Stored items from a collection
=-=-=-=-=
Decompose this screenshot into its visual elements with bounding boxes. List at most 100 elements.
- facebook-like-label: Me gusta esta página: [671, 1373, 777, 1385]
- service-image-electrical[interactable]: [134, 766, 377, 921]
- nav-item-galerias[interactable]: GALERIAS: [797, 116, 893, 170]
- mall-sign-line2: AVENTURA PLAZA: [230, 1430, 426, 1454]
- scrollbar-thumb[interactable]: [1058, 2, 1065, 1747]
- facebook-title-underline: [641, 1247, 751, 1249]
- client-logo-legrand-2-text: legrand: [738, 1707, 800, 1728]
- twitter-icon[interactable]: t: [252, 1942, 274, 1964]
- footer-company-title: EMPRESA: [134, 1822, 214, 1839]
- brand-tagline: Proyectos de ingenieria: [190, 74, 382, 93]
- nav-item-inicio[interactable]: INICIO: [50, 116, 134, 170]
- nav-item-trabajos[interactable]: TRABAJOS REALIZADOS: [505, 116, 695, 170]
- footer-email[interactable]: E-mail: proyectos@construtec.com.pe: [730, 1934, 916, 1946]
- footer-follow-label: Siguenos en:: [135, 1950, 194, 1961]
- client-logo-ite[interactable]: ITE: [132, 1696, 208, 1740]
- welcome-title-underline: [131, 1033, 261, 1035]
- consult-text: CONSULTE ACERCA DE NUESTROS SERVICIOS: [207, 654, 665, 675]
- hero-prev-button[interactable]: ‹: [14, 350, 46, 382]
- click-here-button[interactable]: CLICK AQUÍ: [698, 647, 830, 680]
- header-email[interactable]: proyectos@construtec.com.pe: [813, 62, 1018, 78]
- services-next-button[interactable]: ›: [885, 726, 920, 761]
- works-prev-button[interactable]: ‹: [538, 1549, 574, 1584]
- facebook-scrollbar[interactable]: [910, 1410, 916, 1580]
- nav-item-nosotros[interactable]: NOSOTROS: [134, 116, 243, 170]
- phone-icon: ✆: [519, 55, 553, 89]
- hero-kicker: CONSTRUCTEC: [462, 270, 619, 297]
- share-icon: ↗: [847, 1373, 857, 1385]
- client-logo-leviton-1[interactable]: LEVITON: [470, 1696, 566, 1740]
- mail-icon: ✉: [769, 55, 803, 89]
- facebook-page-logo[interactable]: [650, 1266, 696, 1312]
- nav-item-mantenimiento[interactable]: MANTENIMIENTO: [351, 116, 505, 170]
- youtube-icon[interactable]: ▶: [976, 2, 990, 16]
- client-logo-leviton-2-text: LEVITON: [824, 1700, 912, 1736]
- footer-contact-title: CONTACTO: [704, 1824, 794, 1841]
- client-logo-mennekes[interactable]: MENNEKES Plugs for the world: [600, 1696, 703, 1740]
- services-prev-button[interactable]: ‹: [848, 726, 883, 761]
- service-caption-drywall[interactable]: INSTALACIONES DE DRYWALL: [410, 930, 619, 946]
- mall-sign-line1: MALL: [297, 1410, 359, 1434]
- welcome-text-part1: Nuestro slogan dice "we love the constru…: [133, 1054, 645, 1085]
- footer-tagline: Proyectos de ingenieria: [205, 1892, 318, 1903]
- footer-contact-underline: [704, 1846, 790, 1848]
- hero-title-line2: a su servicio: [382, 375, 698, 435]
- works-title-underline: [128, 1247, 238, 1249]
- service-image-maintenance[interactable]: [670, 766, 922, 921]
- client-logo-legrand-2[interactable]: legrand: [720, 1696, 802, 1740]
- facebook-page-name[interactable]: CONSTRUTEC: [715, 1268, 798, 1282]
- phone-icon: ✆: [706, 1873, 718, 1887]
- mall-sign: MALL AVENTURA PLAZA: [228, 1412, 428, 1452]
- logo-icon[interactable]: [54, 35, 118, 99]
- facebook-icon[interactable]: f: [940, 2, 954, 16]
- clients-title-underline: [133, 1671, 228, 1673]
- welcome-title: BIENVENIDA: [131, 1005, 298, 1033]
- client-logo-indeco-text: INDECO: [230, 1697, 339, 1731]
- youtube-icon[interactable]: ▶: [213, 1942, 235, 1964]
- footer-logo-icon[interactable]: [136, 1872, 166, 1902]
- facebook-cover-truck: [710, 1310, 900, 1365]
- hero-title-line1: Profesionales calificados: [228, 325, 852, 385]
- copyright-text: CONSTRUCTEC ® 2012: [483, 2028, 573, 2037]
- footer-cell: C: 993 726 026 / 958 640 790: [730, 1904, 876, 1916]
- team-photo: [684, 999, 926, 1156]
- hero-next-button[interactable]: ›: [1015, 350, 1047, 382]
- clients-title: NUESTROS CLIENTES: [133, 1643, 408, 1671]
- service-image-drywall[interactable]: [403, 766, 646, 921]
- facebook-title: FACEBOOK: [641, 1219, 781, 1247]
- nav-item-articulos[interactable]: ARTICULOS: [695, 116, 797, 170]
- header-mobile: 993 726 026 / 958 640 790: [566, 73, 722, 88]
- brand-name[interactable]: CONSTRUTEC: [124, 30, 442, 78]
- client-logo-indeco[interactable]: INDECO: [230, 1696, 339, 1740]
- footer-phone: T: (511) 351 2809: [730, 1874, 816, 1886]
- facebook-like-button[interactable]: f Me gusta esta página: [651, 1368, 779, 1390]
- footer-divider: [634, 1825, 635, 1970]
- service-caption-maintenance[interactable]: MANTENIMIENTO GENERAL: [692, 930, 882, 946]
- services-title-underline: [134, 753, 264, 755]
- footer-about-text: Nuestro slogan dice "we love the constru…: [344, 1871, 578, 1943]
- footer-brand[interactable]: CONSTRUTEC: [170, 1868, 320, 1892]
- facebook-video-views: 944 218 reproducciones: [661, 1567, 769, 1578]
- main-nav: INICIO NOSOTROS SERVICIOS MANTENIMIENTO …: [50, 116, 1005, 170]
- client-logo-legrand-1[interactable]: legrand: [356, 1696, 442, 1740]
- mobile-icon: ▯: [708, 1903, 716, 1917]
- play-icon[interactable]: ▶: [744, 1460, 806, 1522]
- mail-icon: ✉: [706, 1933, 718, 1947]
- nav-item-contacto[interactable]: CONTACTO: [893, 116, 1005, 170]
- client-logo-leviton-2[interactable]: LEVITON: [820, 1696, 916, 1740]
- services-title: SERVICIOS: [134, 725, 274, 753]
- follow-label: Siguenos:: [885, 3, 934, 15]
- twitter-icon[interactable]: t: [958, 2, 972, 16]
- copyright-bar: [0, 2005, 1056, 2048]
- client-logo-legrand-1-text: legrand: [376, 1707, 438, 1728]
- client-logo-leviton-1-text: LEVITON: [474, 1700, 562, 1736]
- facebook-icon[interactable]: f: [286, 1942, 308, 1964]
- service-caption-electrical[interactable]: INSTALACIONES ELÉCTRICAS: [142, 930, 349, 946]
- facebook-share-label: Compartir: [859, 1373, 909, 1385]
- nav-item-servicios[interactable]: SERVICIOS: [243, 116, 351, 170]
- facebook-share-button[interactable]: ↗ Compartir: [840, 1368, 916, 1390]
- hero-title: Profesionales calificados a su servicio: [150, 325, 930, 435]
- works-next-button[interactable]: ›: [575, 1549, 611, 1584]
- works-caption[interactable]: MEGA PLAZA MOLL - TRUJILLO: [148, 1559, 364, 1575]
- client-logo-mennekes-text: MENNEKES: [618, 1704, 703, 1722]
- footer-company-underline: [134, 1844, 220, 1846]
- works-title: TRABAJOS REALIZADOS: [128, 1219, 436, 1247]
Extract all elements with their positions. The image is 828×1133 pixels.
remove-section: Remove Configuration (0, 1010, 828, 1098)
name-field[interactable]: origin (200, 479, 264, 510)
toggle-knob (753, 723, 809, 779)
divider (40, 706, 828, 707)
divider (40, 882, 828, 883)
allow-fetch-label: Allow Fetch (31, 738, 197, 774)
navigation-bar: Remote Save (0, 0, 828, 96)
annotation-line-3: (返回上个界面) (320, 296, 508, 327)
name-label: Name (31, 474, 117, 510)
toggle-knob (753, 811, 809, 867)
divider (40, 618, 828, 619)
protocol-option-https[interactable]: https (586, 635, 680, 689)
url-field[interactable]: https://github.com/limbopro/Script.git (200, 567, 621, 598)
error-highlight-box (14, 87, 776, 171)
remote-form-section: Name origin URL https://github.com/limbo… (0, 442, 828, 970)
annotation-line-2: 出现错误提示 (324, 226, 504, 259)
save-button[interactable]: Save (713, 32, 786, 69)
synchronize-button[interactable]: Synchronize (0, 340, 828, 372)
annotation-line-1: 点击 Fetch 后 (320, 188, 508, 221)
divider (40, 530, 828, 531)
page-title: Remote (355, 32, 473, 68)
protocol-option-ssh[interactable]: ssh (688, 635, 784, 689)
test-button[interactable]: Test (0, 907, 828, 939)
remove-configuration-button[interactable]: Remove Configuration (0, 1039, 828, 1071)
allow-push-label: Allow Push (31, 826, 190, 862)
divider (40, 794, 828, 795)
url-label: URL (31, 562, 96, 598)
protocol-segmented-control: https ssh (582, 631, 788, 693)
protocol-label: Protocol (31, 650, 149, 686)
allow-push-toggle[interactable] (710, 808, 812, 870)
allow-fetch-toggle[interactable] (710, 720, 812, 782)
=-=-=-=-=
Put everything from the start of the data down to the line containing "- service-image-electrical[interactable]: [134, 766, 377, 921]" into a Markdown table with two columns, Row and Line. Number each row and omit any blank lines.

| Row | Line |
|---|---|
| 1 | Decompose this screenshot into its visual elements with bounding boxes. List at most 100 elements. |
| 2 | - facebook-like-label: Me gusta esta página: [671, 1373, 777, 1385] |
| 3 | - service-image-electrical[interactable]: [134, 766, 377, 921] |